Problem to work on: Copy each line below that contains "signal".

[Stored items]
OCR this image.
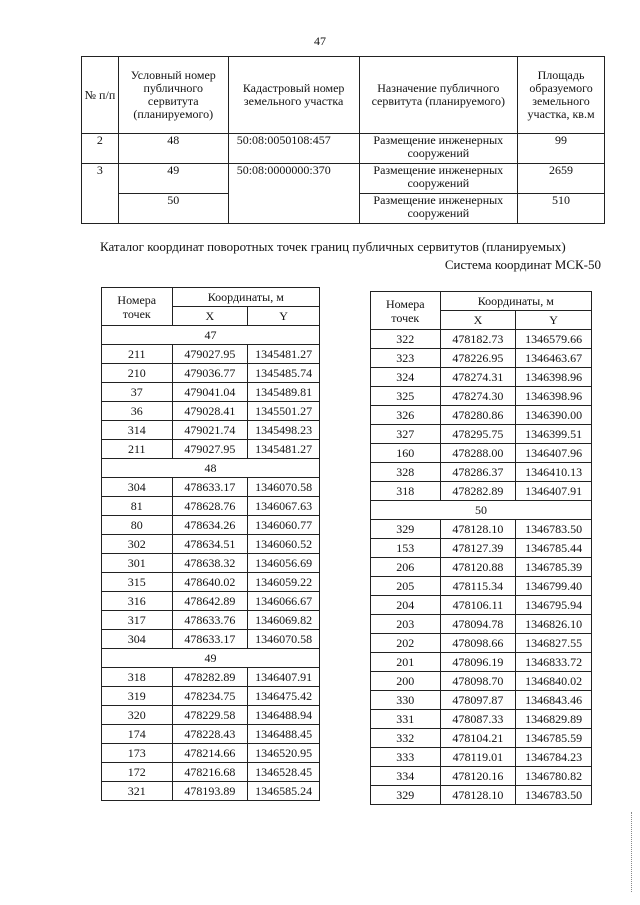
47
№ п/п	Условный номер публичного сервитута (планируемого)	Кадастровый номер земельного участка	Назначение публичного сервитута (планируемого)	Площадь образуемого земельного участка, кв.м
2	48	50:08:0050108:457	Размещение инженерных сооружений	99
3	49	50:08:0000000:370	Размещение инженерных сооружений	2659
	50		Размещение инженерных сооружений	510
Каталог координат поворотных точек границ публичных сервитутов (планируемых)
Система координат МСК-50
Номера точек	Координаты, м	
	X	Y
47		
211	479027.95	1345481.27
210	479036.77	1345485.74
37	479041.04	1345489.81
36	479028.41	1345501.27
314	479021.74	1345498.23
211	479027.95	1345481.27
48		
304	478633.17	1346070.58
81	478628.76	1346067.63
80	478634.26	1346060.77
302	478634.51	1346060.52
301	478638.32	1346056.69
315	478640.02	1346059.22
316	478642.89	1346066.67
317	478633.76	1346069.82
304	478633.17	1346070.58
49		
318	478282.89	1346407.91
319	478234.75	1346475.42
320	478229.58	1346488.94
174	478228.43	1346488.45
173	478214.66	1346520.95
172	478216.68	1346528.45
321	478193.89	1346585.24
Номера точек	Координаты, м	
	X	Y
322	478182.73	1346579.66
323	478226.95	1346463.67
324	478274.31	1346398.96
325	478274.30	1346398.96
326	478280.86	1346390.00
327	478295.75	1346399.51
160	478288.00	1346407.96
328	478286.37	1346410.13
318	478282.89	1346407.91
50		
329	478128.10	1346783.50
153	478127.39	1346785.44
206	478120.88	1346785.39
205	478115.34	1346799.40
204	478106.11	1346795.94
203	478094.78	1346826.10
202	478098.66	1346827.55
201	478096.19	1346833.72
200	478098.70	1346840.02
330	478097.87	1346843.46
331	478087.33	1346829.89
332	478104.21	1346785.59
333	478119.01	1346784.23
334	478120.16	1346780.82
329	478128.10	1346783.50
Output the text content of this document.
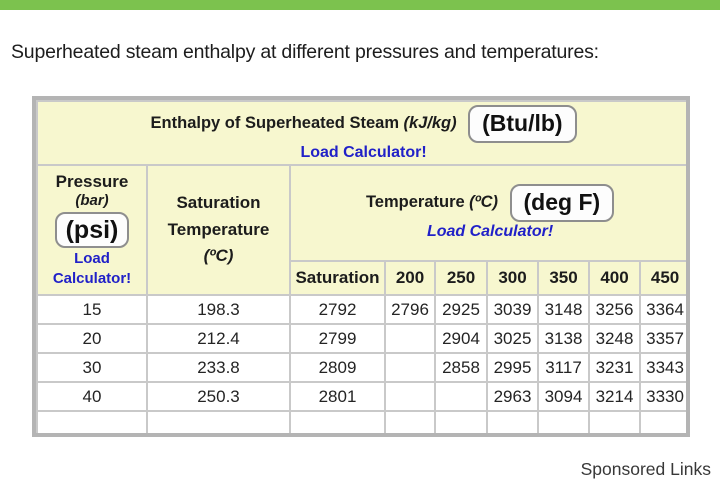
Superheated steam enthalpy at different pressures and temperatures:
Enthalpy of Superheated Steam (kJ/kg) (Btu/lb)
Load Calculator!								

Pressure
(bar)
(psi)
Load Calculator!

Saturation
Temperature
(ºC)

Temperature (ºC) (deg F)
Load Calculator!

		Saturation	200	250	300	350	400	450
15	198.3	2792	2796	2925	3039	3148	3256	3364
20	212.4	2799		2904	3025	3138	3248	3357
30	233.8	2809		2858	2995	3117	3231	3343
40	250.3	2801			2963	3094	3214	3330

Sponsored Links
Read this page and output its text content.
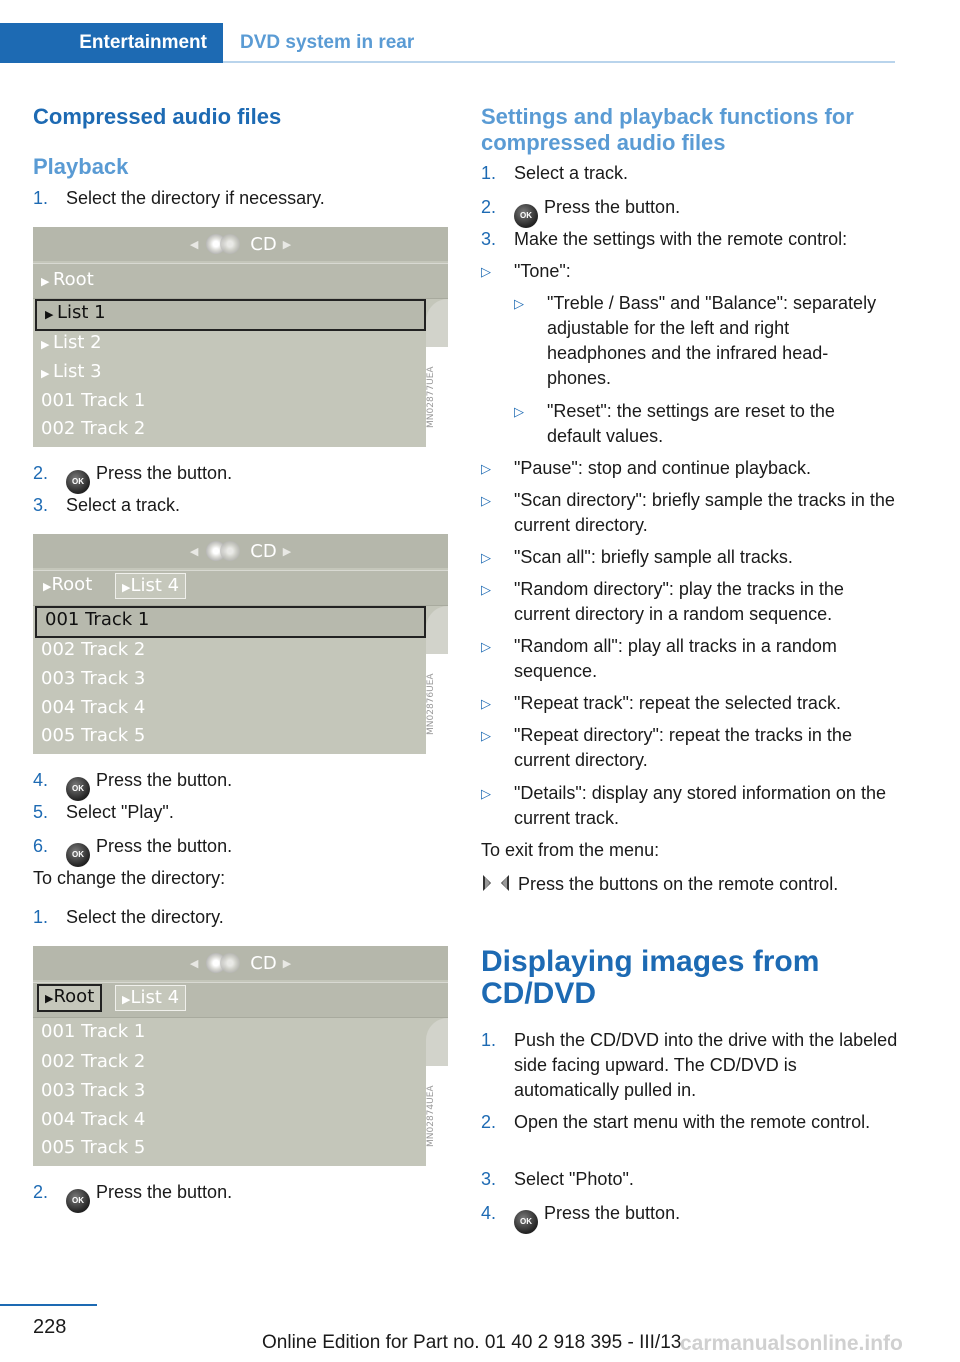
Entertainment	DVD system in rear
Compressed audio files
Playback
1. Select the directory if necessary.
◀	CD ▶
▶ Root
▶ List 1
▶ List 2
▶ List 3
001 Track 1
002 Track 2
MN02877UEA
2.	OK Press the button.
3. Select a track.
◀	CD ▶
▶Root	▶List 4
001 Track 1
002 Track 2
003 Track 3
004 Track 4
005 Track 5
MN02876UEA
4.	OK Press the button.
5. Select "Play".
6.	OK Press the button.
To change the directory:
1. Select the directory.
◀	CD ▶
▶Root	▶List 4
001 Track 1
002 Track 2
003 Track 3
004 Track 4
005 Track 5
MN02874UEA
2.	OK Press the button.
Settings and playback functions for compressed audio files
1. Select a track.
2.	OK Press the button.
3. Make the settings with the remote control:
▷ "Tone":
▷ "Treble / Bass" and "Balance": separately adjustable for the left and right headphones and the infrared headphones.
▷ "Reset": the settings are reset to the default values.
▷ "Pause": stop and continue playback.
▷ "Scan directory": briefly sample the tracks in the current directory.
▷ "Scan all": briefly sample all tracks.
▷ "Random directory": play the tracks in the current directory in a random sequence.
▷ "Random all": play all tracks in a random sequence.
▷ "Repeat track": repeat the selected track.
▷ "Repeat directory": repeat the tracks in the current directory.
▷ "Details": display any stored information on the current track.
To exit from the menu:
Press the buttons on the remote control.
Displaying images from CD/DVD
1. Push the CD/DVD into the drive with the labeled side facing upward. The CD/DVD is automatically pulled in.
2. Open the start menu with the remote control.
3. Select "Photo".
4.	OK Press the button.
228
Online Edition for Part no. 01 40 2 918 395 - III/13
carmanualsonline.info
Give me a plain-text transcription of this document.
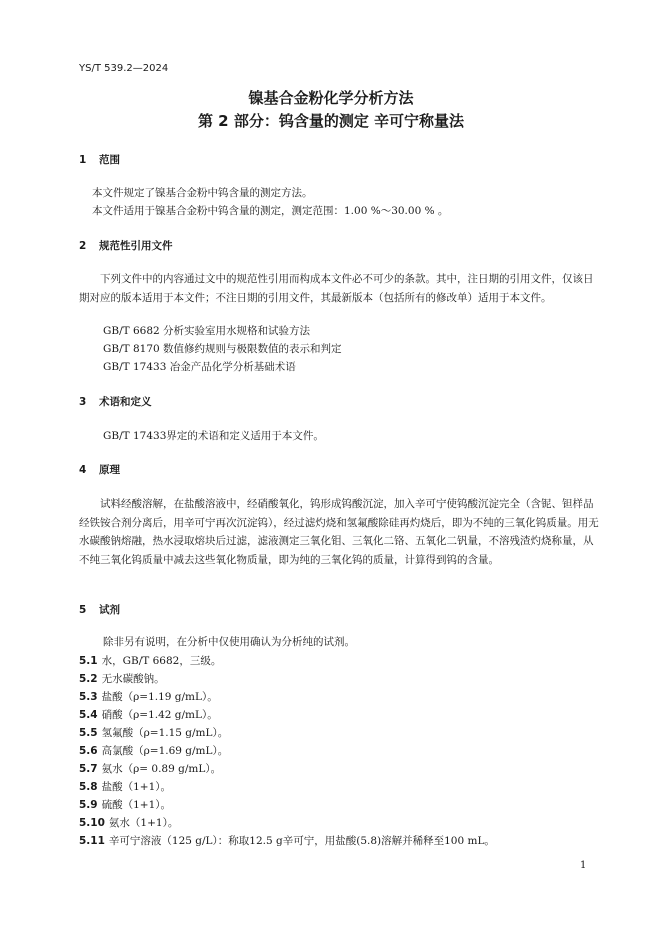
YS/T 539.2—2024
镍基合金粉化学分析方法
第 2 部分：钨含量的测定 辛可宁称量法
1 范围
本文件规定了镍基合金粉中钨含量的测定方法。
本文件适用于镍基合金粉中钨含量的测定，测定范围：1.00 %～30.00 % 。
2 规范性引用文件
下列文件中的内容通过文中的规范性引用而构成本文件必不可少的条款。其中，注日期的引用文件，仅该日期对应的版本适用于本文件；不注日期的引用文件，其最新版本（包括所有的修改单）适用于本文件。
GB/T 6682 分析实验室用水规格和试验方法
GB/T 8170 数值修约规则与极限数值的表示和判定
GB/T 17433 冶金产品化学分析基础术语
3 术语和定义
GB/T 17433界定的术语和定义适用于本文件。
4 原理
试料经酸溶解，在盐酸溶液中，经硝酸氧化，钨形成钨酸沉淀，加入辛可宁使钨酸沉淀完全（含铌、钽样品经铁铵合剂分离后，用辛可宁再次沉淀钨），经过滤灼烧和氢氟酸除硅再灼烧后，即为不纯的三氧化钨质量。用无水碳酸钠熔融，热水浸取熔块后过滤，滤液测定三氧化钼、三氧化二铬、五氧化二钒量，不溶残渣灼烧称量，从不纯三氧化钨质量中减去这些氧化物质量，即为纯的三氧化钨的质量，计算得到钨的含量。
5 试剂
除非另有说明，在分析中仅使用确认为分析纯的试剂。
5.1 水，GB/T 6682，三级。
5.2 无水碳酸钠。
5.3 盐酸（ρ=1.19 g/mL）。
5.4 硝酸（ρ=1.42 g/mL）。
5.5 氢氟酸（ρ=1.15 g/mL）。
5.6 高氯酸（ρ=1.69 g/mL）。
5.7 氨水（ρ= 0.89 g/mL）。
5.8 盐酸（1+1）。
5.9 硫酸（1+1）。
5.10 氨水（1+1）。
5.11 辛可宁溶液（125 g/L）：称取12.5 g辛可宁，用盐酸(5.8)溶解并稀释至100 mL。
1
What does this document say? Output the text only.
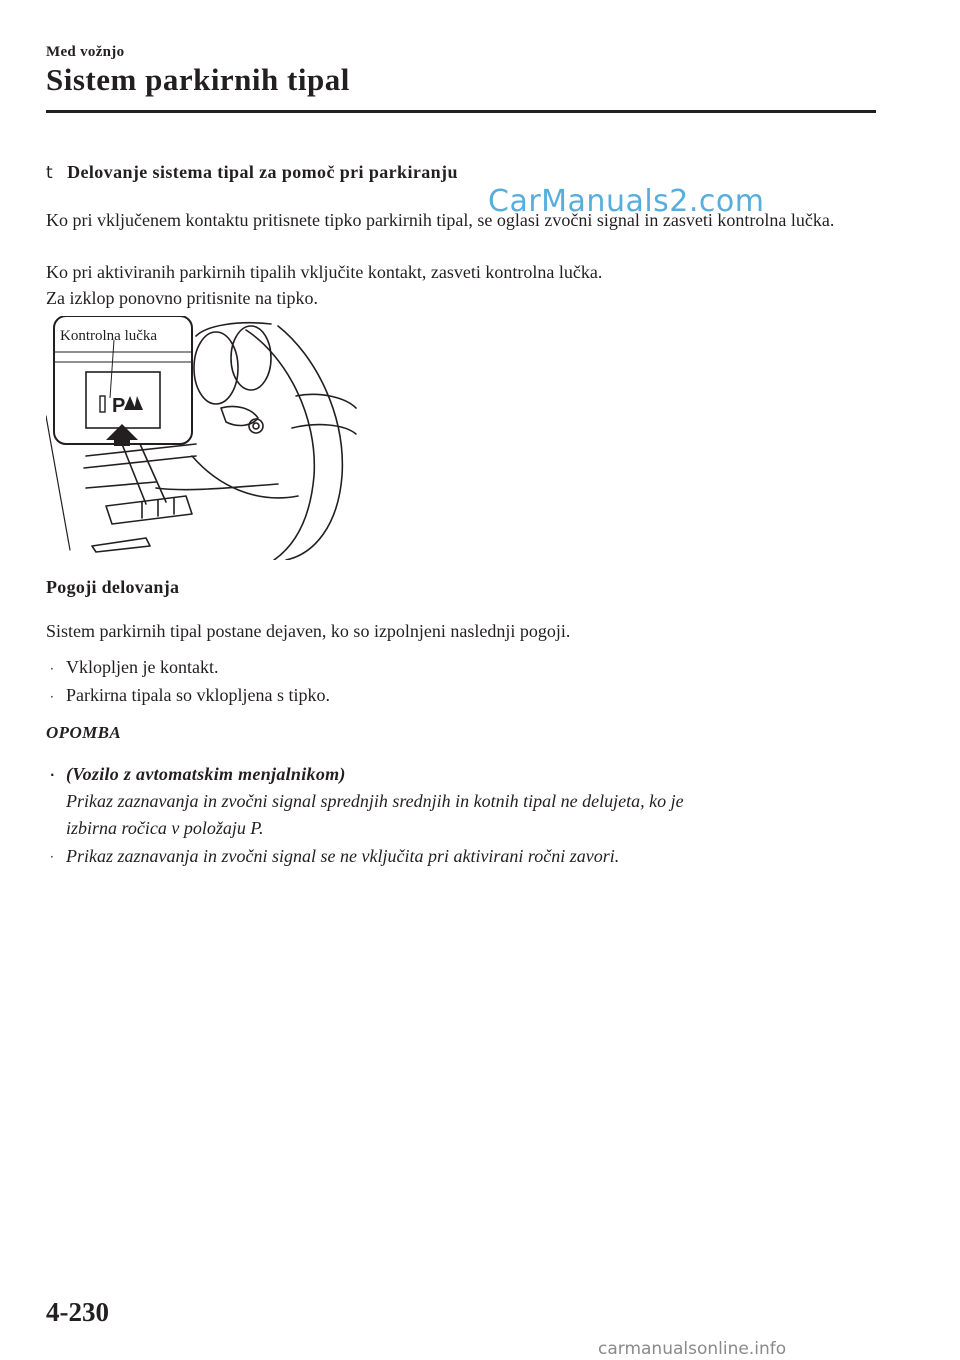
Med vožnjo
Sistem parkirnih tipal
t Delovanje sistema tipal za pomoč pri parkiranju
Ko pri vključenem kontaktu pritisnete tipko parkirnih tipal, se oglasi zvočni signal in zasveti kontrolna lučka.
Ko pri aktiviranih parkirnih tipalih vključite kontakt, zasveti kontrolna lučka.
Za izklop ponovno pritisnite na tipko.
CarManuals2.com
P
Kontrolna lučka
Pogoji delovanja
Sistem parkirnih tipal postane dejaven, ko so izpolnjeni naslednji pogoji.
· Vklopljen je kontakt.
· Parkirna tipala so vklopljena s tipko.
OPOMBA
· (Vozilo z avtomatskim menjalnikom)
Prikaz zaznavanja in zvočni signal sprednjih srednjih in kotnih tipal ne delujeta, ko je
izbirna ročica v položaju P.
· Prikaz zaznavanja in zvočni signal se ne vključita pri aktivirani ročni zavori.
4-230
carmanualsonline.info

Answer to this task:
Ko pri vključenem kontaktu pritisnete tipko parkirnih tipal, se oglasi zvočni signal in zasveti kontrolna lučka.
Prikaz zaznavanja in zvočni signal sprednjih srednjih in kotnih tipal ne delujeta, ko je
· Prikaz zaznavanja in zvočni signal se ne vključita pri aktivirani ročni zavori.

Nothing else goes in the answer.